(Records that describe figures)
++++++++++++++++++++

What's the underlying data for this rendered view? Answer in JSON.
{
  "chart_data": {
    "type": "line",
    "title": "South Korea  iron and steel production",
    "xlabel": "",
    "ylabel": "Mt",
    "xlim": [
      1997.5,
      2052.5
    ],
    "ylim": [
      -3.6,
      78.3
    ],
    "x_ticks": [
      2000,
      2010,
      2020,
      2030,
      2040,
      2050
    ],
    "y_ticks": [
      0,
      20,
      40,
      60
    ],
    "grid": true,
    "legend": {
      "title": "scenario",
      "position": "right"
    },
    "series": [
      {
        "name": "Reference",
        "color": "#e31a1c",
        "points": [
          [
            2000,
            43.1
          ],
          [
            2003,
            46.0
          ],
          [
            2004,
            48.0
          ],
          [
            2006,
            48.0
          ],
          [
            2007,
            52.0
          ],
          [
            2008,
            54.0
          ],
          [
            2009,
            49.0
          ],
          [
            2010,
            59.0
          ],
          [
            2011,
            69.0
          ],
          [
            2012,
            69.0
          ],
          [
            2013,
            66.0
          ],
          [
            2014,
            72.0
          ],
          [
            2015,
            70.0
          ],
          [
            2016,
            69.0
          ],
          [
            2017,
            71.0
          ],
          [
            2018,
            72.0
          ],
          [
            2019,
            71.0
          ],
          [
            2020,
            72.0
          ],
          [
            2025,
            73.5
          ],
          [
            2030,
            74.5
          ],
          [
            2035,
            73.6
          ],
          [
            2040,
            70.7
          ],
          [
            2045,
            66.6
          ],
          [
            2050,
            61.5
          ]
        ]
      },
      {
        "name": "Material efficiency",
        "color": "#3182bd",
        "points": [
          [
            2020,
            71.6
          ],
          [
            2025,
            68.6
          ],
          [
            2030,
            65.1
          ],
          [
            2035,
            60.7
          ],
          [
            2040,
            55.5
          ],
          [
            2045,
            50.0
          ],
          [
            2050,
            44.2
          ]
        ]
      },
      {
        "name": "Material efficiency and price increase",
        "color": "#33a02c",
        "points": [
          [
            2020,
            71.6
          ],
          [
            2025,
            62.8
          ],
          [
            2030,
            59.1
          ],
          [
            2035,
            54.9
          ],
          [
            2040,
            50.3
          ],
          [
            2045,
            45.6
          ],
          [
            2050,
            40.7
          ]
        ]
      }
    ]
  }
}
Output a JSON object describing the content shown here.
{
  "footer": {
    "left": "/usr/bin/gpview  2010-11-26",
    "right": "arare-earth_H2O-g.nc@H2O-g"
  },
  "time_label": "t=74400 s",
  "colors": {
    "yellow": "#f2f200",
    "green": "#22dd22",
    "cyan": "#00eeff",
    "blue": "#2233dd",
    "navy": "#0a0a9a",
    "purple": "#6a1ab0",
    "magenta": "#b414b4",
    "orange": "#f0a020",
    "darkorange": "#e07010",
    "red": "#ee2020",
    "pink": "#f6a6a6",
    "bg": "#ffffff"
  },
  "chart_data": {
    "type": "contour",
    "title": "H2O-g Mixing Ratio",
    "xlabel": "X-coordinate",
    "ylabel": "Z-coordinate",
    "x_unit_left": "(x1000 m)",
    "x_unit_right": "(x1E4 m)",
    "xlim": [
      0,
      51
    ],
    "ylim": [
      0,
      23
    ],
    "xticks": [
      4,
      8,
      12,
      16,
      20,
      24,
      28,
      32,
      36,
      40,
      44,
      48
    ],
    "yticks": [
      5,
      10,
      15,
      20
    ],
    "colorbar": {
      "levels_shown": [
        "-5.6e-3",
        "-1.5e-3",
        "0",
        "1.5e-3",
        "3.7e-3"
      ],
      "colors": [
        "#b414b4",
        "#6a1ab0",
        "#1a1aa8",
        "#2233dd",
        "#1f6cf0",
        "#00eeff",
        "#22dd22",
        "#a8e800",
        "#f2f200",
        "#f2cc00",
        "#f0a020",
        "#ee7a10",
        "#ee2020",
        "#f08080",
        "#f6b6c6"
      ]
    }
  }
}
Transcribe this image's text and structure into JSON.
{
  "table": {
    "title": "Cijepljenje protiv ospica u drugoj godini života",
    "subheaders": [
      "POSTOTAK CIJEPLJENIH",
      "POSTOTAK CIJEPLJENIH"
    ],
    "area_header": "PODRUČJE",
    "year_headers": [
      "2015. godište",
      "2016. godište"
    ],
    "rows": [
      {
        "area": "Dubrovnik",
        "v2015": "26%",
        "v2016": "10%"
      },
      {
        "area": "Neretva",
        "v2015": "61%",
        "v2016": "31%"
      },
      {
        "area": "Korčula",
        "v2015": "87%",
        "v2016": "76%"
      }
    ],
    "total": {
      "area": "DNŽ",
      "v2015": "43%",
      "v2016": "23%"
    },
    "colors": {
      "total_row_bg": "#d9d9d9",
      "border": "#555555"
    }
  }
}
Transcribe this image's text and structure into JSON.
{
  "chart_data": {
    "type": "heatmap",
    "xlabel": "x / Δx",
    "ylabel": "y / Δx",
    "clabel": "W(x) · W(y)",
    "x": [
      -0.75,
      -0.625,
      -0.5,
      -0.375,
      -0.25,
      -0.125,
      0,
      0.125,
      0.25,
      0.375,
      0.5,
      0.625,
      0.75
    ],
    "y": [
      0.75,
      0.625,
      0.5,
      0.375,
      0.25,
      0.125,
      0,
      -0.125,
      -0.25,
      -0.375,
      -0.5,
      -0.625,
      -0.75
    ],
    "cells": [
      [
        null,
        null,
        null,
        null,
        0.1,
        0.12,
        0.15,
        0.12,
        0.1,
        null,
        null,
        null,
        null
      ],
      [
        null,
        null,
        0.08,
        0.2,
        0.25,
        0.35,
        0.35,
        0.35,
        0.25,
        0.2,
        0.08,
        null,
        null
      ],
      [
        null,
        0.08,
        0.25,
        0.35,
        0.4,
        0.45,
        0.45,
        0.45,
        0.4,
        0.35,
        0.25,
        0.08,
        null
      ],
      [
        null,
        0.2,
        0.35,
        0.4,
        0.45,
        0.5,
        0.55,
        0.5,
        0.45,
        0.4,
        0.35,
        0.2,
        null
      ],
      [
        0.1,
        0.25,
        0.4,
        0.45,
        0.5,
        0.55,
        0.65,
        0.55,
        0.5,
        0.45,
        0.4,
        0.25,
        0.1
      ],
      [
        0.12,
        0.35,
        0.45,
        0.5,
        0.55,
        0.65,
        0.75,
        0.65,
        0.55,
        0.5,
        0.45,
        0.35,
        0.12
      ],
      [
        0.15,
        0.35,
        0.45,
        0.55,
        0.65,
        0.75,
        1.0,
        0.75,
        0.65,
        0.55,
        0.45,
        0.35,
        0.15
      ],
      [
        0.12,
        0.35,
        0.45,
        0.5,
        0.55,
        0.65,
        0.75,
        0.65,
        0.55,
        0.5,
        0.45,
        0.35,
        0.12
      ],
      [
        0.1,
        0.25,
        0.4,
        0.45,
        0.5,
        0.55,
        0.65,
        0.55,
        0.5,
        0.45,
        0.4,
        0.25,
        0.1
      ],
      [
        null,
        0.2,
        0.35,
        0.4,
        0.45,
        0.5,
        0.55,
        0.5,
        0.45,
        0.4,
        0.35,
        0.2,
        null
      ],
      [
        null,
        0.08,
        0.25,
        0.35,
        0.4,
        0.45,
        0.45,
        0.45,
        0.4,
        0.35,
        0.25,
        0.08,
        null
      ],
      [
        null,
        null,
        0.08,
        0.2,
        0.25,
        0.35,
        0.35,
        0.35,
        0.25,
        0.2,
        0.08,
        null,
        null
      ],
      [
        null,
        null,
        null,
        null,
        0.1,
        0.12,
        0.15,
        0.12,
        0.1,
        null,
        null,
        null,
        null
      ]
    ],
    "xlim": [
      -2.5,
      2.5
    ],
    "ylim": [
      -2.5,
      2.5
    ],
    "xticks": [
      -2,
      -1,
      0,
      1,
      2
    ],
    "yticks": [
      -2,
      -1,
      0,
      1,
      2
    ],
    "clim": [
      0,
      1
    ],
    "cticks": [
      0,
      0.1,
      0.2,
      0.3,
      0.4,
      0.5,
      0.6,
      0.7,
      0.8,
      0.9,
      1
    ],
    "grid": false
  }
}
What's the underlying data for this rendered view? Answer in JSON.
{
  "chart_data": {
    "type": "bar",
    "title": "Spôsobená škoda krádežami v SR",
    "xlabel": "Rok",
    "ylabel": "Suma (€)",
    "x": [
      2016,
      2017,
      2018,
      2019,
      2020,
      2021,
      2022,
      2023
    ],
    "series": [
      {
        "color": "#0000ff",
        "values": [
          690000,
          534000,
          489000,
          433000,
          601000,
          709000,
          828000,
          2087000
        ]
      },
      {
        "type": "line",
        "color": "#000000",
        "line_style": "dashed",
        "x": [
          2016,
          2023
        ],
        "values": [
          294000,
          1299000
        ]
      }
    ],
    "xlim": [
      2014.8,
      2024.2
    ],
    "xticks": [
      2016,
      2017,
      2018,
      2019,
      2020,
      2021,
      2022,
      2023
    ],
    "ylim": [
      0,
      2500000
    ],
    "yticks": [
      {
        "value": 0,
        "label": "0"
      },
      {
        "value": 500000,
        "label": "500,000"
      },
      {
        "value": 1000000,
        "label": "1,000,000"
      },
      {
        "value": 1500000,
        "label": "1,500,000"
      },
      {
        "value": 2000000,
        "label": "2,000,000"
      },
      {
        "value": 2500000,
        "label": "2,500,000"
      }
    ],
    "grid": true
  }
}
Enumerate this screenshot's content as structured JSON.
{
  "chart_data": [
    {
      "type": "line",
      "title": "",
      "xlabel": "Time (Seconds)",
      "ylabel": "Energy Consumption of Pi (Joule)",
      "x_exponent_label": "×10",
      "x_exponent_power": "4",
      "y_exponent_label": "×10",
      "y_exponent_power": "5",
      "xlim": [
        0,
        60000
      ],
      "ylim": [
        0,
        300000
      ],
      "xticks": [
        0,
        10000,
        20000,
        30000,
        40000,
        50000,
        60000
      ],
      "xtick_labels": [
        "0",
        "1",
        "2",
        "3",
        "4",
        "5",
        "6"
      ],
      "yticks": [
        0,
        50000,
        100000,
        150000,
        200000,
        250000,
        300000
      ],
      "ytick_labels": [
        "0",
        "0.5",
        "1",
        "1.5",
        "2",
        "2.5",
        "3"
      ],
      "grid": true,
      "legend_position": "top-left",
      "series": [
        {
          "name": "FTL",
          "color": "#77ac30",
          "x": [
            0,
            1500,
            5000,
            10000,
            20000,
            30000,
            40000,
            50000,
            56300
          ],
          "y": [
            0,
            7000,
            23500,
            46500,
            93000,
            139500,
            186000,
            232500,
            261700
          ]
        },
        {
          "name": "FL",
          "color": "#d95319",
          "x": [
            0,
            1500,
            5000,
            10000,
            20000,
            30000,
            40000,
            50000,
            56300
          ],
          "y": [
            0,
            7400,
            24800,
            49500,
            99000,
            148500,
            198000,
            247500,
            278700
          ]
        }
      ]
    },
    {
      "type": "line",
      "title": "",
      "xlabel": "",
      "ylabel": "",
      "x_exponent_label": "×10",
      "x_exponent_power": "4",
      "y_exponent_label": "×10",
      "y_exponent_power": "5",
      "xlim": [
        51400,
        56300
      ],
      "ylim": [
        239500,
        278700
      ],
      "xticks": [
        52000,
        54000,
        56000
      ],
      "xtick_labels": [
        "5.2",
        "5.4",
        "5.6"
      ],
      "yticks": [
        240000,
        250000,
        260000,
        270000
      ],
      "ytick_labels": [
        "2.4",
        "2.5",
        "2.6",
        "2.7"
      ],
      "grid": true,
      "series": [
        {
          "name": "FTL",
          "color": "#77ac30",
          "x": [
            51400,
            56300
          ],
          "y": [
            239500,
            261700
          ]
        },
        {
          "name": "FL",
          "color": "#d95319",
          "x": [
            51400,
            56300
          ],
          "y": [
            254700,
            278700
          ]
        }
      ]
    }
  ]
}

++++++++++++++++++++

TASK STATEMENT:
Scan the records above for the string "title", then report every line that contains it.

EXERCISE SOLUTION:
    "title": "South Korea  iron and steel production",
      "title": "scenario",
    "title": "H2O-g Mixing Ratio",
    "title": "Cijepljenje protiv ospica u drugoj godini života",
    "title": "Spôsobená škoda krádežami v SR",
      "title": "",
      "title": "",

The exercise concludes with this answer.